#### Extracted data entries
==*==
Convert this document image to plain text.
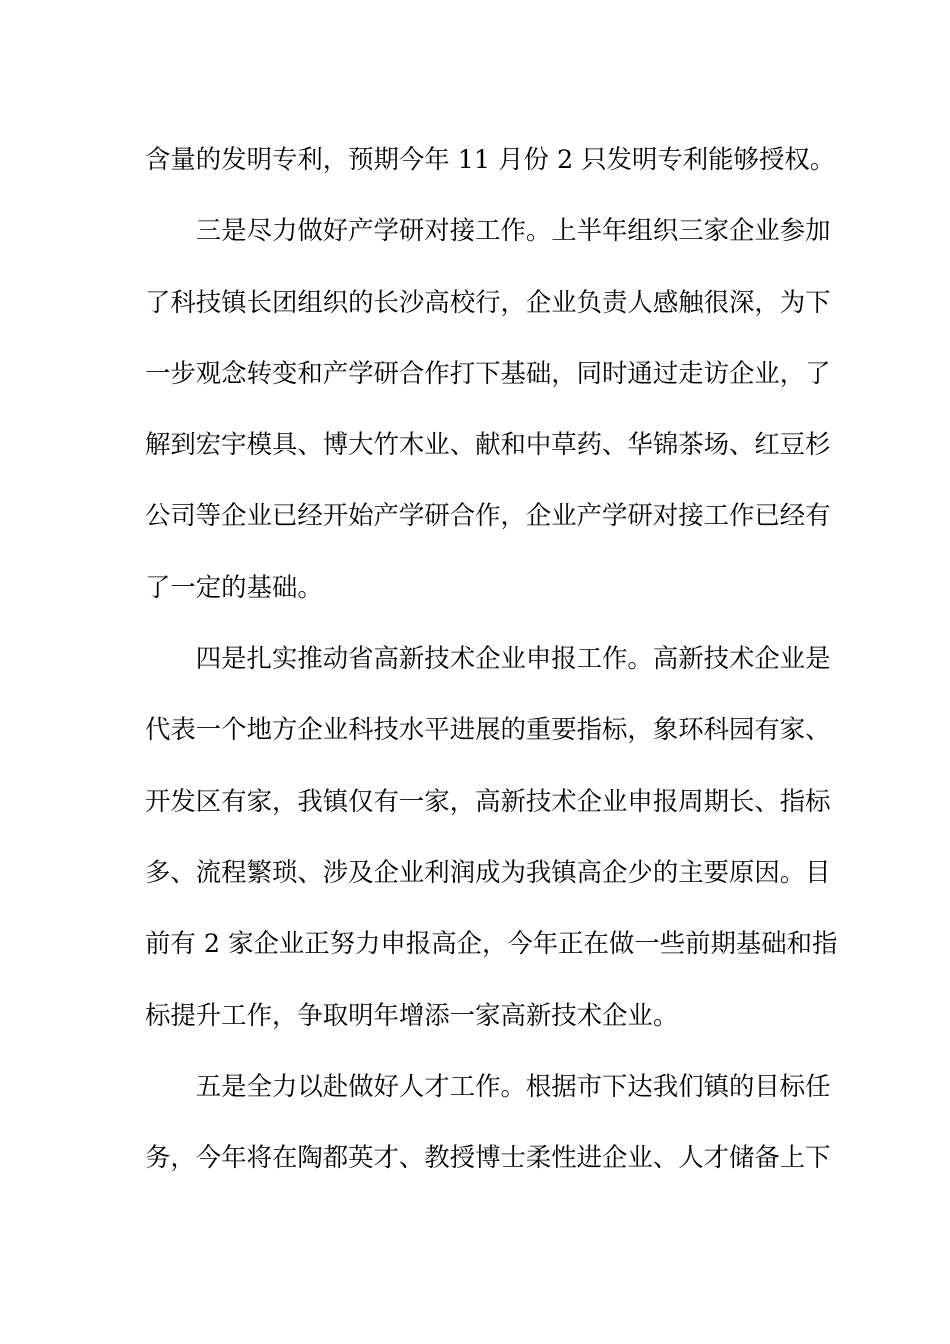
含量的发明专利，预期今年 11 月份 2 只发明专利能够授权。
　　三是尽力做好产学研对接工作。上半年组织三家企业参加
了科技镇长团组织的长沙高校行，企业负责人感触很深，为下
一步观念转变和产学研合作打下基础，同时通过走访企业，了
解到宏宇模具、博大竹木业、献和中草药、华锦茶场、红豆杉
公司等企业已经开始产学研合作，企业产学研对接工作已经有
了一定的基础。
　　四是扎实推动省高新技术企业申报工作。高新技术企业是
代表一个地方企业科技水平进展的重要指标，象环科园有家、
开发区有家，我镇仅有一家，高新技术企业申报周期长、指标
多、流程繁琐、涉及企业利润成为我镇高企少的主要原因。目
前有 2 家企业正努力申报高企，今年正在做一些前期基础和指
标提升工作，争取明年增添一家高新技术企业。
　　五是全力以赴做好人才工作。根据市下达我们镇的目标任
务，今年将在陶都英才、教授博士柔性进企业、人才储备上下
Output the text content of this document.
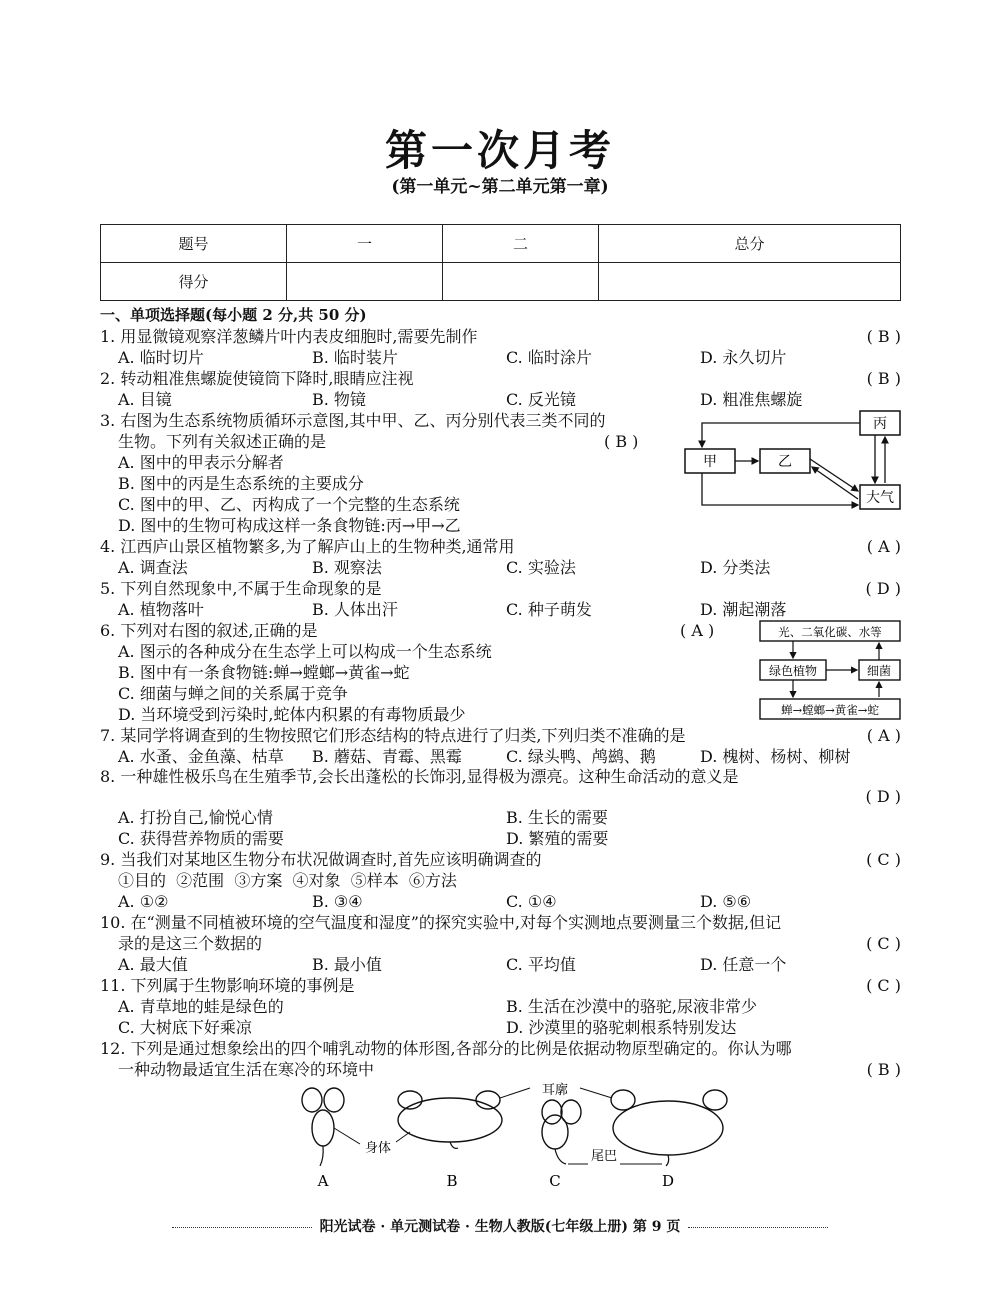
第一次月考
(第一单元~第二单元第一章)
题号	一	二	总分
得分			
一、单项选择题(每小题 2 分,共 50 分)
1. 用显微镜观察洋葱鳞片叶内表皮细胞时,需要先制作	( B )
A. 临时切片	B. 临时装片	C. 临时涂片	D. 永久切片
2. 转动粗准焦螺旋使镜筒下降时,眼睛应注视	( B )
A. 目镜	B. 物镜	C. 反光镜	D. 粗准焦螺旋
3. 右图为生态系统物质循环示意图,其中甲、乙、丙分别代表三类不同的
生物。下列有关叙述正确的是	( B )
A. 图中的甲表示分解者
B. 图中的丙是生态系统的主要成分
C. 图中的甲、乙、丙构成了一个完整的生态系统
D. 图中的生物可构成这样一条食物链:丙→甲→乙
丙
甲	乙
大气
4. 江西庐山景区植物繁多,为了解庐山上的生物种类,通常用	( A )
A. 调查法	B. 观察法	C. 实验法	D. 分类法
5. 下列自然现象中,不属于生命现象的是	( D )
A. 植物落叶	B. 人体出汗	C. 种子萌发	D. 潮起潮落
6. 下列对右图的叙述,正确的是	( A )
A. 图示的各种成分在生态学上可以构成一个生态系统
B. 图中有一条食物链:蝉→螳螂→黄雀→蛇
C. 细菌与蝉之间的关系属于竞争
D. 当环境受到污染时,蛇体内积累的有毒物质最少
光、二氧化碳、水等
绿色植物	细菌
蝉→螳螂→黄雀→蛇
7. 某同学将调查到的生物按照它们形态结构的特点进行了归类,下列归类不准确的是	( A )
A. 水蚤、金鱼藻、枯草 B. 蘑菇、青霉、黑霉	C. 绿头鸭、鸬鹚、鹅	D. 槐树、杨树、柳树
8. 一种雄性极乐鸟在生殖季节,会长出蓬松的长饰羽,显得极为漂亮。这种生命活动的意义是
( D )
A. 打扮自己,愉悦心情	B. 生长的需要
C. 获得营养物质的需要	D. 繁殖的需要
9. 当我们对某地区生物分布状况做调查时,首先应该明确调查的	( C )
①目的  ②范围  ③方案  ④对象  ⑤样本  ⑥方法
A. ①②	B. ③④	C. ①④	D. ⑤⑥
10. 在“测量不同植被环境的空气温度和湿度”的探究实验中,对每个实测地点要测量三个数据,但记
录的是这三个数据的	( C )
A. 最大值	B. 最小值	C. 平均值	D. 任意一个
11. 下列属于生物影响环境的事例是	( C )
A. 青草地的蛙是绿色的	B. 生活在沙漠中的骆驼,尿液非常少
C. 大树底下好乘凉	D. 沙漠里的骆驼刺根系特别发达
12. 下列是通过想象绘出的四个哺乳动物的体形图,各部分的比例是依据动物原型确定的。你认为哪
一种动物最适宜生活在寒冷的环境中	( B )
耳廓
身体
尾巴
A	B	C	D
阳光试卷 · 单元测试卷 · 生物人教版(七年级上册) 第 9 页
==*==
#### What you are asked to do
Leave out the pictures and copy everything else in the records word for word.

#### Full response
Convert this document image to plain text.
含量的发明专利，预期今年 11 月份 2 只发明专利能够授权。
　　三是尽力做好产学研对接工作。上半年组织三家企业参加
了科技镇长团组织的长沙高校行，企业负责人感触很深，为下
一步观念转变和产学研合作打下基础，同时通过走访企业，了
解到宏宇模具、博大竹木业、献和中草药、华锦茶场、红豆杉
公司等企业已经开始产学研合作，企业产学研对接工作已经有
了一定的基础。
　　四是扎实推动省高新技术企业申报工作。高新技术企业是
代表一个地方企业科技水平进展的重要指标，象环科园有家、
开发区有家，我镇仅有一家，高新技术企业申报周期长、指标
多、流程繁琐、涉及企业利润成为我镇高企少的主要原因。目
前有 2 家企业正努力申报高企，今年正在做一些前期基础和指
标提升工作，争取明年增添一家高新技术企业。
　　五是全力以赴做好人才工作。根据市下达我们镇的目标任
务，今年将在陶都英才、教授博士柔性进企业、人才储备上下
Output the text content of this document.
第一次月考
(第一单元~第二单元第一章)
题号	一	二	总分
得分			
一、单项选择题(每小题 2 分,共 50 分)
1. 用显微镜观察洋葱鳞片叶内表皮细胞时,需要先制作	( B )
A. 临时切片	B. 临时装片	C. 临时涂片	D. 永久切片
2. 转动粗准焦螺旋使镜筒下降时,眼睛应注视	( B )
A. 目镜	B. 物镜	C. 反光镜	D. 粗准焦螺旋
3. 右图为生态系统物质循环示意图,其中甲、乙、丙分别代表三类不同的
生物。下列有关叙述正确的是	( B )
A. 图中的甲表示分解者
B. 图中的丙是生态系统的主要成分
C. 图中的甲、乙、丙构成了一个完整的生态系统
D. 图中的生物可构成这样一条食物链:丙→甲→乙
丙
甲	乙
大气
4. 江西庐山景区植物繁多,为了解庐山上的生物种类,通常用	( A )
A. 调查法	B. 观察法	C. 实验法	D. 分类法
5. 下列自然现象中,不属于生命现象的是	( D )
A. 植物落叶	B. 人体出汗	C. 种子萌发	D. 潮起潮落
6. 下列对右图的叙述,正确的是	( A )
A. 图示的各种成分在生态学上可以构成一个生态系统
B. 图中有一条食物链:蝉→螳螂→黄雀→蛇
C. 细菌与蝉之间的关系属于竞争
D. 当环境受到污染时,蛇体内积累的有毒物质最少
光、二氧化碳、水等
绿色植物	细菌
蝉→螳螂→黄雀→蛇
7. 某同学将调查到的生物按照它们形态结构的特点进行了归类,下列归类不准确的是	( A )
A. 水蚤、金鱼藻、枯草 B. 蘑菇、青霉、黑霉	C. 绿头鸭、鸬鹚、鹅	D. 槐树、杨树、柳树
8. 一种雄性极乐鸟在生殖季节,会长出蓬松的长饰羽,显得极为漂亮。这种生命活动的意义是
( D )
A. 打扮自己,愉悦心情	B. 生长的需要
C. 获得营养物质的需要	D. 繁殖的需要
9. 当我们对某地区生物分布状况做调查时,首先应该明确调查的	( C )
①目的  ②范围  ③方案  ④对象  ⑤样本  ⑥方法
A. ①②	B. ③④	C. ①④	D. ⑤⑥
10. 在“测量不同植被环境的空气温度和湿度”的探究实验中,对每个实测地点要测量三个数据,但记
录的是这三个数据的	( C )
A. 最大值	B. 最小值	C. 平均值	D. 任意一个
11. 下列属于生物影响环境的事例是	( C )
A. 青草地的蛙是绿色的	B. 生活在沙漠中的骆驼,尿液非常少
C. 大树底下好乘凉	D. 沙漠里的骆驼刺根系特别发达
12. 下列是通过想象绘出的四个哺乳动物的体形图,各部分的比例是依据动物原型确定的。你认为哪
一种动物最适宜生活在寒冷的环境中	( B )
耳廓
身体
尾巴
A	B	C	D
阳光试卷 · 单元测试卷 · 生物人教版(七年级上册) 第 9 页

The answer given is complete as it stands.